Data supplied:
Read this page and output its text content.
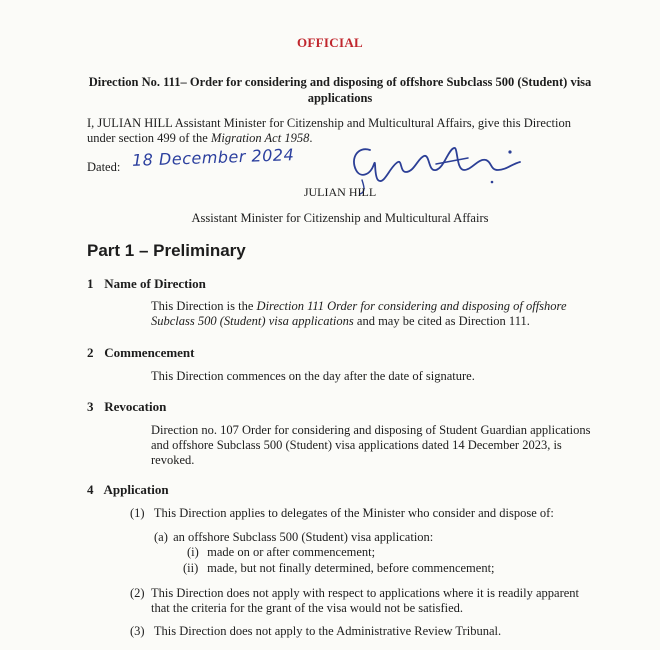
OFFICIAL
Direction No. 111– Order for considering and disposing of offshore Subclass 500 (Student) visa applications
I, JULIAN HILL Assistant Minister for Citizenship and Multicultural Affairs, give this Direction under section 499 of the Migration Act 1958.
Dated: 18 December 2024
JULIAN HILL
Assistant Minister for Citizenship and Multicultural Affairs
Part 1 – Preliminary
1 Name of Direction
This Direction is the Direction 111 Order for considering and disposing of offshore Subclass 500 (Student) visa applications and may be cited as Direction 111.
2 Commencement
This Direction commences on the day after the date of signature.
3 Revocation
Direction no. 107 Order for considering and disposing of Student Guardian applications and offshore Subclass 500 (Student) visa applications dated 14 December 2023, is revoked.
4 Application
(1) This Direction applies to delegates of the Minister who consider and dispose of:
(a) an offshore Subclass 500 (Student) visa application:
(i) made on or after commencement;
(ii) made, but not finally determined, before commencement;
(2) This Direction does not apply with respect to applications where it is readily apparent that the criteria for the grant of the visa would not be satisfied.
(3) This Direction does not apply to the Administrative Review Tribunal.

Directions for this task: Print every record above exactly as written, leaving out the pictures.

Output of the exercise:
Read this page and output its text content.
OFFICIAL
Direction No. 111– Order for considering and disposing of offshore Subclass 500 (Student) visa applications
I, JULIAN HILL Assistant Minister for Citizenship and Multicultural Affairs, give this Direction under section 499 of the Migration Act 1958.
Dated: 18 December 2024
JULIAN HILL
Assistant Minister for Citizenship and Multicultural Affairs
Part 1 – Preliminary
1 Name of Direction
This Direction is the Direction 111 Order for considering and disposing of offshore Subclass 500 (Student) visa applications and may be cited as Direction 111.
2 Commencement
This Direction commences on the day after the date of signature.
3 Revocation
Direction no. 107 Order for considering and disposing of Student Guardian applications and offshore Subclass 500 (Student) visa applications dated 14 December 2023, is revoked.
4 Application
(1) This Direction applies to delegates of the Minister who consider and dispose of:
(a) an offshore Subclass 500 (Student) visa application:
(i) made on or after commencement;
(ii) made, but not finally determined, before commencement;
(2) This Direction does not apply with respect to applications where it is readily apparent that the criteria for the grant of the visa would not be satisfied.
(3) This Direction does not apply to the Administrative Review Tribunal.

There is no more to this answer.